▶ Written request:
Show every line where "Service" occurs.

▶ Material for this exercise:
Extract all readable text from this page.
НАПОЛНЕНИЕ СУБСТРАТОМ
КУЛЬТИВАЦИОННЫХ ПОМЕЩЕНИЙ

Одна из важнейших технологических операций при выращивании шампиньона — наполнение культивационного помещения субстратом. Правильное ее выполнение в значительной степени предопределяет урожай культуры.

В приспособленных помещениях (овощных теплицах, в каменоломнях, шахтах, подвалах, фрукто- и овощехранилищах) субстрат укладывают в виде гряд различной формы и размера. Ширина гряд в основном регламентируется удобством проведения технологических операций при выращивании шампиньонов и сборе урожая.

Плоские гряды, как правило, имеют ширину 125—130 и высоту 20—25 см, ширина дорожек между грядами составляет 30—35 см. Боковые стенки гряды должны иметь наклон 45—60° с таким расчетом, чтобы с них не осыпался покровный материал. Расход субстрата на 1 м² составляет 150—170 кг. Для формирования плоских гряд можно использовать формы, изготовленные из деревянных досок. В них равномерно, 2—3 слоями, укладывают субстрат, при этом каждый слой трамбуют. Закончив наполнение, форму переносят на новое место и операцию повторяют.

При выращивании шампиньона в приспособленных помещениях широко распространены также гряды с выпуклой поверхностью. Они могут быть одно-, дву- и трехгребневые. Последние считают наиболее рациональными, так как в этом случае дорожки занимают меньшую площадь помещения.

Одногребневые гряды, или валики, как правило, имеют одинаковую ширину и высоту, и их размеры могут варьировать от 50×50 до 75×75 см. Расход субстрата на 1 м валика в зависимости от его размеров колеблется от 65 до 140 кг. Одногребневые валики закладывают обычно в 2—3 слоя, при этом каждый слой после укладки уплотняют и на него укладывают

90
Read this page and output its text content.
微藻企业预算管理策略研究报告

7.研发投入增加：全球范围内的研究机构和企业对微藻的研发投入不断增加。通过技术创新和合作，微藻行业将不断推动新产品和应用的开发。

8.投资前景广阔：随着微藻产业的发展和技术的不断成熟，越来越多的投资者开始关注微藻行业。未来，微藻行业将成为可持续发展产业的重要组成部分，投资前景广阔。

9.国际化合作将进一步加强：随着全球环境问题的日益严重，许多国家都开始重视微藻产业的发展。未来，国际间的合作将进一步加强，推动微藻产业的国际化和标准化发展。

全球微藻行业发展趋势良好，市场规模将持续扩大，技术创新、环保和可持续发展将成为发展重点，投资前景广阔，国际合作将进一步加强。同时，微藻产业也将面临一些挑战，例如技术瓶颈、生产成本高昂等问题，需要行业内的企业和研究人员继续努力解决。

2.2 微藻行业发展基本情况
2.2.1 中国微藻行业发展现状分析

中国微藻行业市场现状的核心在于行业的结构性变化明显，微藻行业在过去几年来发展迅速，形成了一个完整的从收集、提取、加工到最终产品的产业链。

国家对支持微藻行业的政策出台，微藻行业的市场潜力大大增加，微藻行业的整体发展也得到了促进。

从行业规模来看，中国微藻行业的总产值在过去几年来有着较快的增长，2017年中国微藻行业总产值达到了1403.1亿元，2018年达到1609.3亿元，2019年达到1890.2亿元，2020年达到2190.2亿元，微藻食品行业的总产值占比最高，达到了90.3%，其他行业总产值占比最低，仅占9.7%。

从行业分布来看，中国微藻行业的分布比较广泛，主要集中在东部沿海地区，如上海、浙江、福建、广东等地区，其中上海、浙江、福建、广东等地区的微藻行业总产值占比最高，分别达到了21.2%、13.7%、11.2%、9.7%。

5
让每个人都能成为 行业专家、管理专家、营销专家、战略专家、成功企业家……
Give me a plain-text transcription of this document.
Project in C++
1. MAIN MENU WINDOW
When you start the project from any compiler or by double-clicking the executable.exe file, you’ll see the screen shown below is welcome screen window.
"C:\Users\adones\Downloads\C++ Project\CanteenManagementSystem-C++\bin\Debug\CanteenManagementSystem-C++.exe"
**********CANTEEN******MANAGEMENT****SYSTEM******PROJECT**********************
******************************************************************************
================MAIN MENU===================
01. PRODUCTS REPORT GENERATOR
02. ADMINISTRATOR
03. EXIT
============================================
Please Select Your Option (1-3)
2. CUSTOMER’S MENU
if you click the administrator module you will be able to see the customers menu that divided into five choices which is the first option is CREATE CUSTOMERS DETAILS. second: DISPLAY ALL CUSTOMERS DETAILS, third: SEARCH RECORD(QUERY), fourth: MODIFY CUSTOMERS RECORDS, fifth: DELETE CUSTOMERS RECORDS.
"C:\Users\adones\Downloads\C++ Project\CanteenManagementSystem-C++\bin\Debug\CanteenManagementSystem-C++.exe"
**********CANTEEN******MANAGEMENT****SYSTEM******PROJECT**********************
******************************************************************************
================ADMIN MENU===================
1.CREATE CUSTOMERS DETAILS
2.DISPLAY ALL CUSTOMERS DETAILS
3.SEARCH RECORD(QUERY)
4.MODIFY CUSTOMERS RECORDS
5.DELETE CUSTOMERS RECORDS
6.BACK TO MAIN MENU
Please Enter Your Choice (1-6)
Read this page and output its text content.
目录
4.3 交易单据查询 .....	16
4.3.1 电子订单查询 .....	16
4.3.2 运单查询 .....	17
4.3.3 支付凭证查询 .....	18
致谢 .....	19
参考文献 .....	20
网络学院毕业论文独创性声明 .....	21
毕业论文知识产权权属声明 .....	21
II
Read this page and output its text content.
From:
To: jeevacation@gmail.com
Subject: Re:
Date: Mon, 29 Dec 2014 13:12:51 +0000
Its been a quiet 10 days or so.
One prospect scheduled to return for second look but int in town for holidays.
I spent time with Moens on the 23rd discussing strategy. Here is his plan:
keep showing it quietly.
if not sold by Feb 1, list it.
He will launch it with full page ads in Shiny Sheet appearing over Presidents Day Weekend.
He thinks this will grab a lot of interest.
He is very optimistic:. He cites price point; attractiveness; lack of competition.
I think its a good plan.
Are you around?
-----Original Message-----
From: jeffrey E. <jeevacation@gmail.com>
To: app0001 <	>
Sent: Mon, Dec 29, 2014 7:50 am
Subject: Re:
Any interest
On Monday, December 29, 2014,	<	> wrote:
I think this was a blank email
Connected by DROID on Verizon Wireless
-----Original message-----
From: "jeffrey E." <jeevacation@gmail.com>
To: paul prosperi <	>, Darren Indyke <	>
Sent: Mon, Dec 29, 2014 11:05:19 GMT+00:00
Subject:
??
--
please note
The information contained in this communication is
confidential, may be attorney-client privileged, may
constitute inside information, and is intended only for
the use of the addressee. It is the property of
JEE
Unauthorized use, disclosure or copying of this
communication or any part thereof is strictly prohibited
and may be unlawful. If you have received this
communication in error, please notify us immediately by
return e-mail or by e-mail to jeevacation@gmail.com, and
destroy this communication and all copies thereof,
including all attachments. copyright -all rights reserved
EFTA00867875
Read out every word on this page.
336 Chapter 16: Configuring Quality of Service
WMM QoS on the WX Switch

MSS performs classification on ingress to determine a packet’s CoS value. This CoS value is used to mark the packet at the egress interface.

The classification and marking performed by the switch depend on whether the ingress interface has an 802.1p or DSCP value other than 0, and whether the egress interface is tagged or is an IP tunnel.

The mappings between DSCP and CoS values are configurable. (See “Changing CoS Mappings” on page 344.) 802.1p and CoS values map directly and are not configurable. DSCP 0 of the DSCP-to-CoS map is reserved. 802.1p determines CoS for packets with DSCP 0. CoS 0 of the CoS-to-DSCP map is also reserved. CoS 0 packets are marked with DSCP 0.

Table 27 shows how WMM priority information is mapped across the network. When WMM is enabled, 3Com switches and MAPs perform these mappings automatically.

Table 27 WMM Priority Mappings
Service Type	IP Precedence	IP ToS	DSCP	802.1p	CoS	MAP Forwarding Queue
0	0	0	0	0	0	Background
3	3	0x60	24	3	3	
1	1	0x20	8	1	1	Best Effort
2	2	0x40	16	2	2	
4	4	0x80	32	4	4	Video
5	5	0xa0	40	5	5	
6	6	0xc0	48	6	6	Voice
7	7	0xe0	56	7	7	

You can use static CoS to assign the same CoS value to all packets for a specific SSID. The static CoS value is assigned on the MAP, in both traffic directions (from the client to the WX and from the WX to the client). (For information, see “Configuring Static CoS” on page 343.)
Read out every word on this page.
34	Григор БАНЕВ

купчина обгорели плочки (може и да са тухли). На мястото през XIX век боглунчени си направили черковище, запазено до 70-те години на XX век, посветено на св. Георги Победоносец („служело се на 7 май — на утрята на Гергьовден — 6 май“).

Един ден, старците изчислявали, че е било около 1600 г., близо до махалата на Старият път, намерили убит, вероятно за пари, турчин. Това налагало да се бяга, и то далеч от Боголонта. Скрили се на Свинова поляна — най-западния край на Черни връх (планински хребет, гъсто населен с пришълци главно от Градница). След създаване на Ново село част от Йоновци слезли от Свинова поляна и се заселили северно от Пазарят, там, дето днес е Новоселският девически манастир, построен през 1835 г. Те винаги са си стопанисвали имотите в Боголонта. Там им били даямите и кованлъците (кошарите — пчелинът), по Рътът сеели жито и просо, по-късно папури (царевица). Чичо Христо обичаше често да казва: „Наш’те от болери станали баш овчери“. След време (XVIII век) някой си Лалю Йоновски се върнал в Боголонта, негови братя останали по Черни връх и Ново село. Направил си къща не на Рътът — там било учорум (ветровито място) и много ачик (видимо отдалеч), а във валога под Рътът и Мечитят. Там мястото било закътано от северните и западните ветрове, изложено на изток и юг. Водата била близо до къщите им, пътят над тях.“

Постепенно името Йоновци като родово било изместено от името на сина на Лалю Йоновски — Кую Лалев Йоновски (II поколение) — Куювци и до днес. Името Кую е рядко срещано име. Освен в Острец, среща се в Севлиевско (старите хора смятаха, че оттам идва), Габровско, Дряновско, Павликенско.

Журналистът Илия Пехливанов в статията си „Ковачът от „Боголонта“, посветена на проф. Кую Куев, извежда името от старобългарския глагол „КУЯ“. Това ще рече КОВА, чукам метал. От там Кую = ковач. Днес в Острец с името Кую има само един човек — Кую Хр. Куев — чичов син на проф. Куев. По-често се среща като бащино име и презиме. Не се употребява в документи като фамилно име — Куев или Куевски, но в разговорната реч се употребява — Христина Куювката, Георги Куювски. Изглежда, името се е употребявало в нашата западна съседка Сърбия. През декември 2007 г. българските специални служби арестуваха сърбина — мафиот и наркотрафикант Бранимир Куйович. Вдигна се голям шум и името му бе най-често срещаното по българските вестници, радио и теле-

▶ Solution to this task:
336 Chapter 16: Configuring Quality of Service
Service Type	IP Precedence	IP ToS	DSCP	802.1p	CoS	MAP Forwarding Queue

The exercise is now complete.